EXERCISE DETAILS >> Output every entry exactly as written, but omit the pictures.

Stored data >>

________

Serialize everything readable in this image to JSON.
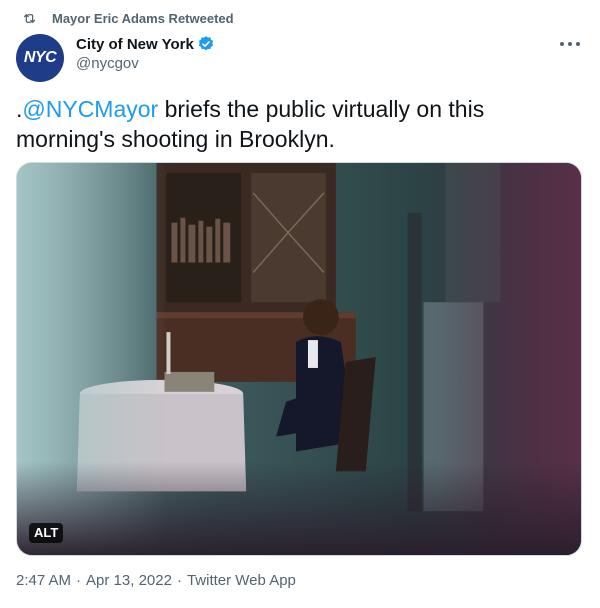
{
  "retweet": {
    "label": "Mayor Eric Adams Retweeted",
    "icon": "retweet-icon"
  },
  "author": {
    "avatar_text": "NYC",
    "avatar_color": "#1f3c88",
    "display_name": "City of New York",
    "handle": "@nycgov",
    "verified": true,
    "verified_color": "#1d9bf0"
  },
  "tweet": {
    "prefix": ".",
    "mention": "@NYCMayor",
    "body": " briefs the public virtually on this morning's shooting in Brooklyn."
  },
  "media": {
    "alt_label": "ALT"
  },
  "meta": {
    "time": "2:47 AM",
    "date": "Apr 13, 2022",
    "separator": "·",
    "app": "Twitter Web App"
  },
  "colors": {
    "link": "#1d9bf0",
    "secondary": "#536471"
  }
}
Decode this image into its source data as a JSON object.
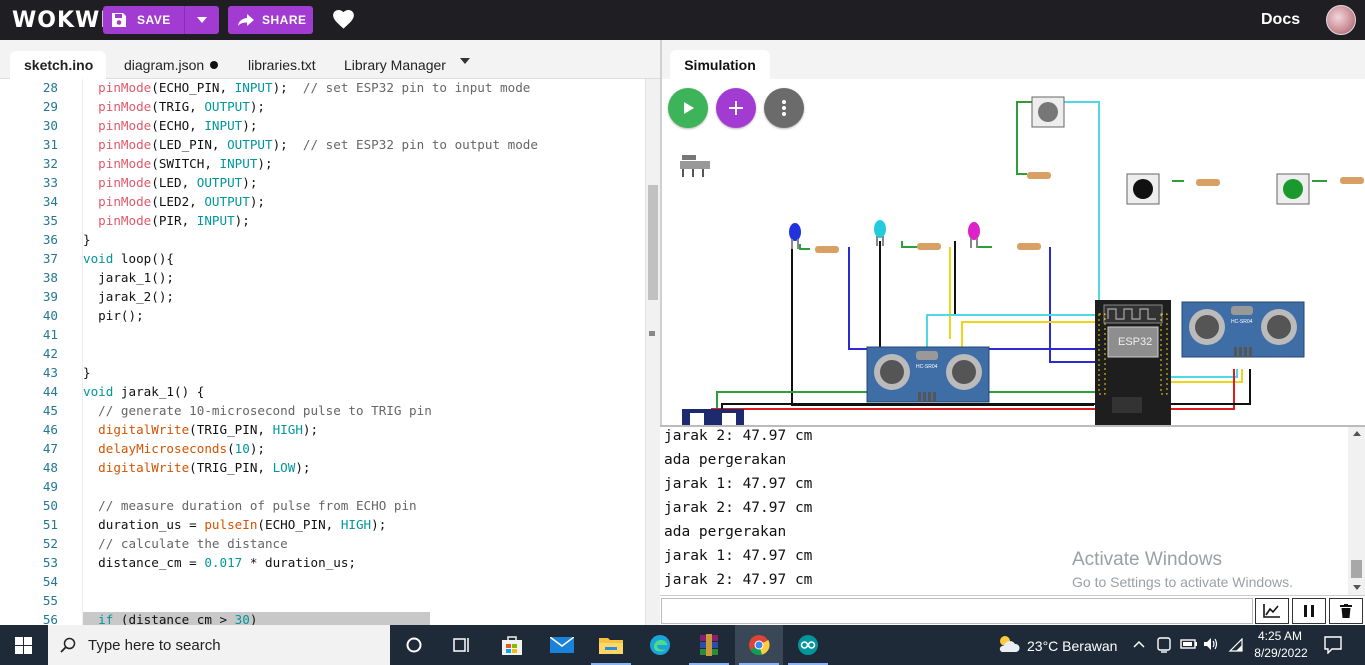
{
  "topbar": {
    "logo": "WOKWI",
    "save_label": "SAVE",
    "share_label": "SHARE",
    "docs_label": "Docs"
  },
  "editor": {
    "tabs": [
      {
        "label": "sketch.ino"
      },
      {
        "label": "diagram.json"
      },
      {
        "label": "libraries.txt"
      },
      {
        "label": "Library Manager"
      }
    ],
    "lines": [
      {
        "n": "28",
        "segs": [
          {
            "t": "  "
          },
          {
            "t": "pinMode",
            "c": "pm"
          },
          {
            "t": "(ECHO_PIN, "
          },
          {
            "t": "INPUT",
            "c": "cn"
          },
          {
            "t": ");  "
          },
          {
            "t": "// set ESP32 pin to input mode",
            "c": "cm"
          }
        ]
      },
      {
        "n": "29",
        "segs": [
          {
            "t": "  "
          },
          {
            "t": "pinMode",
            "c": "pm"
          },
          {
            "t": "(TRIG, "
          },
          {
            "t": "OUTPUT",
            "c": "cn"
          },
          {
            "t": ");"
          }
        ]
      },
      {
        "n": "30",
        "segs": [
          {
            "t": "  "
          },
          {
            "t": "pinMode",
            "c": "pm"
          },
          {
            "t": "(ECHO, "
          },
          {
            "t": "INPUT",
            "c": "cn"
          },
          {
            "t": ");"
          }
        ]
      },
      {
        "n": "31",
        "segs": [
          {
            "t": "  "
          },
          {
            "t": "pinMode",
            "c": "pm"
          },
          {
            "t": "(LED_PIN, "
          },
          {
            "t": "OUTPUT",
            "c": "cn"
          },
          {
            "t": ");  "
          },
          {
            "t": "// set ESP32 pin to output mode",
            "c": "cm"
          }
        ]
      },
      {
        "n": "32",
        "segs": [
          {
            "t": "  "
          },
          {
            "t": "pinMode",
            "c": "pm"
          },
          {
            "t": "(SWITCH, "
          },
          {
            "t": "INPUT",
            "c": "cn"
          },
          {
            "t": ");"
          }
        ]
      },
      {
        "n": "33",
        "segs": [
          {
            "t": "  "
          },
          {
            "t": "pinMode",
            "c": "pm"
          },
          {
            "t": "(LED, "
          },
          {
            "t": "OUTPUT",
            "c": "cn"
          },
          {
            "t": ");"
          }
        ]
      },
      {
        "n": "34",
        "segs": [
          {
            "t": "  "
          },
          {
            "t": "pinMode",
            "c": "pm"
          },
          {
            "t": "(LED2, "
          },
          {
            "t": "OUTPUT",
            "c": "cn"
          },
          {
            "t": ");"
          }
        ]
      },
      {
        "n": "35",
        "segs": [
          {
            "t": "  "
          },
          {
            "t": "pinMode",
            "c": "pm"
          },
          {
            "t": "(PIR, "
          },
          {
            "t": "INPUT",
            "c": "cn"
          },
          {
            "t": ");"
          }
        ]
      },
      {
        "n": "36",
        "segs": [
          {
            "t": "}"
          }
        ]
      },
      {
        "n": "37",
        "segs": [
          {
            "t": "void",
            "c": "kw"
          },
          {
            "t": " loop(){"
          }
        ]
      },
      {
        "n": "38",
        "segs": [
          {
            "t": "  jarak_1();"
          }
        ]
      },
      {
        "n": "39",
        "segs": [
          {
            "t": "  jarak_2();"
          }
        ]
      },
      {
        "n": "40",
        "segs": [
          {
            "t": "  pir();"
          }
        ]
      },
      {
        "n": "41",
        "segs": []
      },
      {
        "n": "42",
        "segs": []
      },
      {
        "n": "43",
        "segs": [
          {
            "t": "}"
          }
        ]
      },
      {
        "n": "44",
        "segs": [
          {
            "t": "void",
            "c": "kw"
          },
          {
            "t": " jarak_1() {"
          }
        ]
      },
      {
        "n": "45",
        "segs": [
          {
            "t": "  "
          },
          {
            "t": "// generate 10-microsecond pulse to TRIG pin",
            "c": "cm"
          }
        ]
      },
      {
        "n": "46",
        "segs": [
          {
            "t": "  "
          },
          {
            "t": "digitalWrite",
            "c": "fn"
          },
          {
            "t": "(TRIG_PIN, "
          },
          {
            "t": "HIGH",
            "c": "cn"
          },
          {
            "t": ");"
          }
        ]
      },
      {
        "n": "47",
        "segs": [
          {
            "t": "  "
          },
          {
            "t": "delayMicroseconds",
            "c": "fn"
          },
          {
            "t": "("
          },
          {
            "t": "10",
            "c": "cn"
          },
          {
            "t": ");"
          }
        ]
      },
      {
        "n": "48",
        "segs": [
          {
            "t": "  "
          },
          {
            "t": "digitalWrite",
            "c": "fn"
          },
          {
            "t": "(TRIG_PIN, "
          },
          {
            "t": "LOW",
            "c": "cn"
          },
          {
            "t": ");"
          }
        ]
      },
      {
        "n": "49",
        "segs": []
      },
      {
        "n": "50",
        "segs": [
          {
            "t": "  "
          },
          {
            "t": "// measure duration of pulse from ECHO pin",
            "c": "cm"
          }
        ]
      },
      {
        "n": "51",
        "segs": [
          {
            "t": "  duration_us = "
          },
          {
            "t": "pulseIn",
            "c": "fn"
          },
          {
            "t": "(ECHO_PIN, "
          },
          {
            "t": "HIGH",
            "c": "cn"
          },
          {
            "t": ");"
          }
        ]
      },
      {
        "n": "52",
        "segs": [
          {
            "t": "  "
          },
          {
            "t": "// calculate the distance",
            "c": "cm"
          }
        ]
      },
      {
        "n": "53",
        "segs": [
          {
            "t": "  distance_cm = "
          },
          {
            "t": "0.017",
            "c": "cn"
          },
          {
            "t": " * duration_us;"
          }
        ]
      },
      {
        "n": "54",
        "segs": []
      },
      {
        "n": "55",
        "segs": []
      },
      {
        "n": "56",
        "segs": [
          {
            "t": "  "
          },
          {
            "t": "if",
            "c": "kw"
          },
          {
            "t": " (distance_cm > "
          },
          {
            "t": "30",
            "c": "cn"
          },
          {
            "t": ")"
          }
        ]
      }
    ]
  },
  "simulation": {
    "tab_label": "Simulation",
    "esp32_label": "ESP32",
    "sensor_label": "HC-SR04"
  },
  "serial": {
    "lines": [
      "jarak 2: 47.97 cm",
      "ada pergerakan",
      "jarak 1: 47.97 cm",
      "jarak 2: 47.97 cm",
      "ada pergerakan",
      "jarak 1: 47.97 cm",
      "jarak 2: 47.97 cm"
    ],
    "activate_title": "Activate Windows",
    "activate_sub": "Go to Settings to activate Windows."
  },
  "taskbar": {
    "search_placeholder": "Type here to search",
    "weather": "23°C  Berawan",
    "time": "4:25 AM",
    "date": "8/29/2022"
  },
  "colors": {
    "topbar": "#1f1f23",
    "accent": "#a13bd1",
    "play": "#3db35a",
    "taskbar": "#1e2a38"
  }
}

________

OUTPUT OF THE TASK >>
Serialize everything readable in this image to JSON.
{
  "retweet": {
    "label": "Mayor Eric Adams Retweeted",
    "icon": "retweet-icon"
  },
  "author": {
    "avatar_text": "NYC",
    "avatar_color": "#1f3c88",
    "display_name": "City of New York",
    "handle": "@nycgov",
    "verified": true,
    "verified_color": "#1d9bf0"
  },
  "tweet": {
    "prefix": ".",
    "mention": "@NYCMayor",
    "body": " briefs the public virtually on this morning's shooting in Brooklyn."
  },
  "media": {
    "alt_label": "ALT"
  },
  "meta": {
    "time": "2:47 AM",
    "date": "Apr 13, 2022",
    "separator": "·",
    "app": "Twitter Web App"
  },
  "colors": {
    "link": "#1d9bf0",
    "secondary": "#536471"
  }
}
Decode this image into its source data as a JSON object.
{
  "topbar": {
    "logo": "WOKWI",
    "save_label": "SAVE",
    "share_label": "SHARE",
    "docs_label": "Docs"
  },
  "editor": {
    "tabs": [
      {
        "label": "sketch.ino"
      },
      {
        "label": "diagram.json"
      },
      {
        "label": "libraries.txt"
      },
      {
        "label": "Library Manager"
      }
    ],
    "lines": [
      {
        "n": "28",
        "segs": [
          {
            "t": "  "
          },
          {
            "t": "pinMode",
            "c": "pm"
          },
          {
            "t": "(ECHO_PIN, "
          },
          {
            "t": "INPUT",
            "c": "cn"
          },
          {
            "t": ");  "
          },
          {
            "t": "// set ESP32 pin to input mode",
            "c": "cm"
          }
        ]
      },
      {
        "n": "29",
        "segs": [
          {
            "t": "  "
          },
          {
            "t": "pinMode",
            "c": "pm"
          },
          {
            "t": "(TRIG, "
          },
          {
            "t": "OUTPUT",
            "c": "cn"
          },
          {
            "t": ");"
          }
        ]
      },
      {
        "n": "30",
        "segs": [
          {
            "t": "  "
          },
          {
            "t": "pinMode",
            "c": "pm"
          },
          {
            "t": "(ECHO, "
          },
          {
            "t": "INPUT",
            "c": "cn"
          },
          {
            "t": ");"
          }
        ]
      },
      {
        "n": "31",
        "segs": [
          {
            "t": "  "
          },
          {
            "t": "pinMode",
            "c": "pm"
          },
          {
            "t": "(LED_PIN, "
          },
          {
            "t": "OUTPUT",
            "c": "cn"
          },
          {
            "t": ");  "
          },
          {
            "t": "// set ESP32 pin to output mode",
            "c": "cm"
          }
        ]
      },
      {
        "n": "32",
        "segs": [
          {
            "t": "  "
          },
          {
            "t": "pinMode",
            "c": "pm"
          },
          {
            "t": "(SWITCH, "
          },
          {
            "t": "INPUT",
            "c": "cn"
          },
          {
            "t": ");"
          }
        ]
      },
      {
        "n": "33",
        "segs": [
          {
            "t": "  "
          },
          {
            "t": "pinMode",
            "c": "pm"
          },
          {
            "t": "(LED, "
          },
          {
            "t": "OUTPUT",
            "c": "cn"
          },
          {
            "t": ");"
          }
        ]
      },
      {
        "n": "34",
        "segs": [
          {
            "t": "  "
          },
          {
            "t": "pinMode",
            "c": "pm"
          },
          {
            "t": "(LED2, "
          },
          {
            "t": "OUTPUT",
            "c": "cn"
          },
          {
            "t": ");"
          }
        ]
      },
      {
        "n": "35",
        "segs": [
          {
            "t": "  "
          },
          {
            "t": "pinMode",
            "c": "pm"
          },
          {
            "t": "(PIR, "
          },
          {
            "t": "INPUT",
            "c": "cn"
          },
          {
            "t": ");"
          }
        ]
      },
      {
        "n": "36",
        "segs": [
          {
            "t": "}"
          }
        ]
      },
      {
        "n": "37",
        "segs": [
          {
            "t": "void",
            "c": "kw"
          },
          {
            "t": " loop(){"
          }
        ]
      },
      {
        "n": "38",
        "segs": [
          {
            "t": "  jarak_1();"
          }
        ]
      },
      {
        "n": "39",
        "segs": [
          {
            "t": "  jarak_2();"
          }
        ]
      },
      {
        "n": "40",
        "segs": [
          {
            "t": "  pir();"
          }
        ]
      },
      {
        "n": "41",
        "segs": []
      },
      {
        "n": "42",
        "segs": []
      },
      {
        "n": "43",
        "segs": [
          {
            "t": "}"
          }
        ]
      },
      {
        "n": "44",
        "segs": [
          {
            "t": "void",
            "c": "kw"
          },
          {
            "t": " jarak_1() {"
          }
        ]
      },
      {
        "n": "45",
        "segs": [
          {
            "t": "  "
          },
          {
            "t": "// generate 10-microsecond pulse to TRIG pin",
            "c": "cm"
          }
        ]
      },
      {
        "n": "46",
        "segs": [
          {
            "t": "  "
          },
          {
            "t": "digitalWrite",
            "c": "fn"
          },
          {
            "t": "(TRIG_PIN, "
          },
          {
            "t": "HIGH",
            "c": "cn"
          },
          {
            "t": ");"
          }
        ]
      },
      {
        "n": "47",
        "segs": [
          {
            "t": "  "
          },
          {
            "t": "delayMicroseconds",
            "c": "fn"
          },
          {
            "t": "("
          },
          {
            "t": "10",
            "c": "cn"
          },
          {
            "t": ");"
          }
        ]
      },
      {
        "n": "48",
        "segs": [
          {
            "t": "  "
          },
          {
            "t": "digitalWrite",
            "c": "fn"
          },
          {
            "t": "(TRIG_PIN, "
          },
          {
            "t": "LOW",
            "c": "cn"
          },
          {
            "t": ");"
          }
        ]
      },
      {
        "n": "49",
        "segs": []
      },
      {
        "n": "50",
        "segs": [
          {
            "t": "  "
          },
          {
            "t": "// measure duration of pulse from ECHO pin",
            "c": "cm"
          }
        ]
      },
      {
        "n": "51",
        "segs": [
          {
            "t": "  duration_us = "
          },
          {
            "t": "pulseIn",
            "c": "fn"
          },
          {
            "t": "(ECHO_PIN, "
          },
          {
            "t": "HIGH",
            "c": "cn"
          },
          {
            "t": ");"
          }
        ]
      },
      {
        "n": "52",
        "segs": [
          {
            "t": "  "
          },
          {
            "t": "// calculate the distance",
            "c": "cm"
          }
        ]
      },
      {
        "n": "53",
        "segs": [
          {
            "t": "  distance_cm = "
          },
          {
            "t": "0.017",
            "c": "cn"
          },
          {
            "t": " * duration_us;"
          }
        ]
      },
      {
        "n": "54",
        "segs": []
      },
      {
        "n": "55",
        "segs": []
      },
      {
        "n": "56",
        "segs": [
          {
            "t": "  "
          },
          {
            "t": "if",
            "c": "kw"
          },
          {
            "t": " (distance_cm > "
          },
          {
            "t": "30",
            "c": "cn"
          },
          {
            "t": ")"
          }
        ]
      }
    ]
  },
  "simulation": {
    "tab_label": "Simulation",
    "esp32_label": "ESP32",
    "sensor_label": "HC-SR04"
  },
  "serial": {
    "lines": [
      "jarak 2: 47.97 cm",
      "ada pergerakan",
      "jarak 1: 47.97 cm",
      "jarak 2: 47.97 cm",
      "ada pergerakan",
      "jarak 1: 47.97 cm",
      "jarak 2: 47.97 cm"
    ],
    "activate_title": "Activate Windows",
    "activate_sub": "Go to Settings to activate Windows."
  },
  "taskbar": {
    "search_placeholder": "Type here to search",
    "weather": "23°C  Berawan",
    "time": "4:25 AM",
    "date": "8/29/2022"
  },
  "colors": {
    "topbar": "#1f1f23",
    "accent": "#a13bd1",
    "play": "#3db35a",
    "taskbar": "#1e2a38"
  }
}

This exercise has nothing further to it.